[Excerpts from a figure dataset]

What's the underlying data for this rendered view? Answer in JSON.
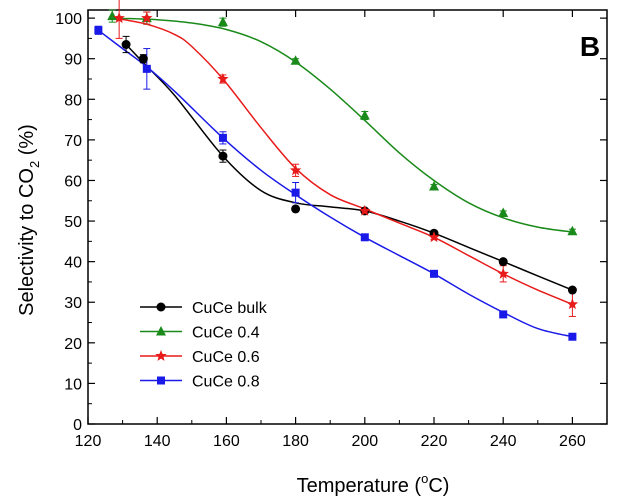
{
  "chart_data": {
    "type": "scatter",
    "panel_label": "B",
    "xlabel": "Temperature (",
    "xlabel_sup": "o",
    "xlabel_tail": "C)",
    "ylabel": "Selectivity to CO",
    "ylabel_sub": "2",
    "ylabel_tail": " (%)",
    "xlim": [
      120,
      270
    ],
    "ylim": [
      0,
      102
    ],
    "xticks": [
      120,
      140,
      160,
      180,
      200,
      220,
      240,
      260
    ],
    "yticks": [
      0,
      10,
      20,
      30,
      40,
      50,
      60,
      70,
      80,
      90,
      100
    ],
    "legend_position": "bottom-left",
    "series": [
      {
        "name": "CuCe bulk",
        "color": "#000000",
        "marker": "circle",
        "x": [
          131,
          136,
          159,
          180,
          200,
          220,
          240,
          260
        ],
        "y": [
          93.5,
          90,
          66,
          53,
          52.5,
          47,
          40,
          33
        ],
        "err": [
          2,
          1,
          1.5,
          0.5,
          0.5,
          0.5,
          0.5,
          0.5
        ],
        "fit_x": [
          131,
          136,
          145,
          159,
          170,
          180,
          190,
          200,
          210,
          220,
          230,
          240,
          250,
          260
        ],
        "fit_y": [
          93.5,
          89,
          81,
          66,
          57.5,
          54.5,
          53.5,
          52.5,
          50,
          47,
          43.5,
          40,
          36.5,
          33
        ]
      },
      {
        "name": "CuCe 0.4",
        "color": "#1a8a1a",
        "marker": "triangle",
        "x": [
          127,
          137,
          159,
          180,
          200,
          220,
          240,
          260
        ],
        "y": [
          100.5,
          100,
          99,
          89.5,
          76,
          58.5,
          52,
          47.5
        ],
        "err": [
          1.5,
          1.5,
          1,
          0.5,
          1,
          0.5,
          0.5,
          0.5
        ],
        "fit_x": [
          127,
          140,
          150,
          160,
          170,
          180,
          190,
          200,
          210,
          220,
          230,
          240,
          250,
          260
        ],
        "fit_y": [
          100,
          99.6,
          98.8,
          97.2,
          94.2,
          89.2,
          82.5,
          74.8,
          66.8,
          60,
          54.5,
          50.8,
          48.5,
          47.3
        ]
      },
      {
        "name": "CuCe 0.6",
        "color": "#e81a1a",
        "marker": "star",
        "x": [
          129,
          137,
          159,
          180,
          200,
          220,
          240,
          260
        ],
        "y": [
          100,
          100,
          85,
          62.5,
          52.5,
          46,
          37,
          29.5
        ],
        "err": [
          5,
          1.5,
          1,
          1.5,
          0.5,
          0.5,
          2,
          3
        ],
        "fit_x": [
          129,
          137,
          145,
          150,
          159,
          170,
          180,
          190,
          200,
          210,
          220,
          230,
          240,
          250,
          260
        ],
        "fit_y": [
          99.8,
          98.5,
          96,
          93,
          85,
          73,
          63,
          56.5,
          53,
          49.5,
          46,
          41.5,
          37,
          33,
          29.5
        ]
      },
      {
        "name": "CuCe 0.8",
        "color": "#1a1ae8",
        "marker": "square",
        "x": [
          123,
          137,
          159,
          180,
          200,
          220,
          240,
          260
        ],
        "y": [
          97,
          87.5,
          70.5,
          57,
          46,
          37,
          27,
          21.5
        ],
        "err": [
          1,
          5,
          1.5,
          2.5,
          0.5,
          0.5,
          0.5,
          0.5
        ],
        "fit_x": [
          123,
          130,
          137,
          145,
          159,
          170,
          180,
          190,
          200,
          210,
          220,
          230,
          240,
          250,
          260
        ],
        "fit_y": [
          97,
          92.5,
          88,
          82,
          70.5,
          62.5,
          56.5,
          51,
          46,
          41.5,
          37,
          32,
          27.5,
          23.5,
          21.5
        ]
      }
    ]
  }
}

- WORK REQUIRED:
Write out each line of the data exactly; the images should be left out.

- REPLY:
What's the underlying data for this rendered view? Answer in JSON.
{
  "chart_data": {
    "type": "scatter",
    "panel_label": "B",
    "xlabel": "Temperature (",
    "xlabel_sup": "o",
    "xlabel_tail": "C)",
    "ylabel": "Selectivity to CO",
    "ylabel_sub": "2",
    "ylabel_tail": " (%)",
    "xlim": [
      120,
      270
    ],
    "ylim": [
      0,
      102
    ],
    "xticks": [
      120,
      140,
      160,
      180,
      200,
      220,
      240,
      260
    ],
    "yticks": [
      0,
      10,
      20,
      30,
      40,
      50,
      60,
      70,
      80,
      90,
      100
    ],
    "legend_position": "bottom-left",
    "series": [
      {
        "name": "CuCe bulk",
        "color": "#000000",
        "marker": "circle",
        "x": [
          131,
          136,
          159,
          180,
          200,
          220,
          240,
          260
        ],
        "y": [
          93.5,
          90,
          66,
          53,
          52.5,
          47,
          40,
          33
        ],
        "err": [
          2,
          1,
          1.5,
          0.5,
          0.5,
          0.5,
          0.5,
          0.5
        ],
        "fit_x": [
          131,
          136,
          145,
          159,
          170,
          180,
          190,
          200,
          210,
          220,
          230,
          240,
          250,
          260
        ],
        "fit_y": [
          93.5,
          89,
          81,
          66,
          57.5,
          54.5,
          53.5,
          52.5,
          50,
          47,
          43.5,
          40,
          36.5,
          33
        ]
      },
      {
        "name": "CuCe 0.4",
        "color": "#1a8a1a",
        "marker": "triangle",
        "x": [
          127,
          137,
          159,
          180,
          200,
          220,
          240,
          260
        ],
        "y": [
          100.5,
          100,
          99,
          89.5,
          76,
          58.5,
          52,
          47.5
        ],
        "err": [
          1.5,
          1.5,
          1,
          0.5,
          1,
          0.5,
          0.5,
          0.5
        ],
        "fit_x": [
          127,
          140,
          150,
          160,
          170,
          180,
          190,
          200,
          210,
          220,
          230,
          240,
          250,
          260
        ],
        "fit_y": [
          100,
          99.6,
          98.8,
          97.2,
          94.2,
          89.2,
          82.5,
          74.8,
          66.8,
          60,
          54.5,
          50.8,
          48.5,
          47.3
        ]
      },
      {
        "name": "CuCe 0.6",
        "color": "#e81a1a",
        "marker": "star",
        "x": [
          129,
          137,
          159,
          180,
          200,
          220,
          240,
          260
        ],
        "y": [
          100,
          100,
          85,
          62.5,
          52.5,
          46,
          37,
          29.5
        ],
        "err": [
          5,
          1.5,
          1,
          1.5,
          0.5,
          0.5,
          2,
          3
        ],
        "fit_x": [
          129,
          137,
          145,
          150,
          159,
          170,
          180,
          190,
          200,
          210,
          220,
          230,
          240,
          250,
          260
        ],
        "fit_y": [
          99.8,
          98.5,
          96,
          93,
          85,
          73,
          63,
          56.5,
          53,
          49.5,
          46,
          41.5,
          37,
          33,
          29.5
        ]
      },
      {
        "name": "CuCe 0.8",
        "color": "#1a1ae8",
        "marker": "square",
        "x": [
          123,
          137,
          159,
          180,
          200,
          220,
          240,
          260
        ],
        "y": [
          97,
          87.5,
          70.5,
          57,
          46,
          37,
          27,
          21.5
        ],
        "err": [
          1,
          5,
          1.5,
          2.5,
          0.5,
          0.5,
          0.5,
          0.5
        ],
        "fit_x": [
          123,
          130,
          137,
          145,
          159,
          170,
          180,
          190,
          200,
          210,
          220,
          230,
          240,
          250,
          260
        ],
        "fit_y": [
          97,
          92.5,
          88,
          82,
          70.5,
          62.5,
          56.5,
          51,
          46,
          41.5,
          37,
          32,
          27.5,
          23.5,
          21.5
        ]
      }
    ]
  }
}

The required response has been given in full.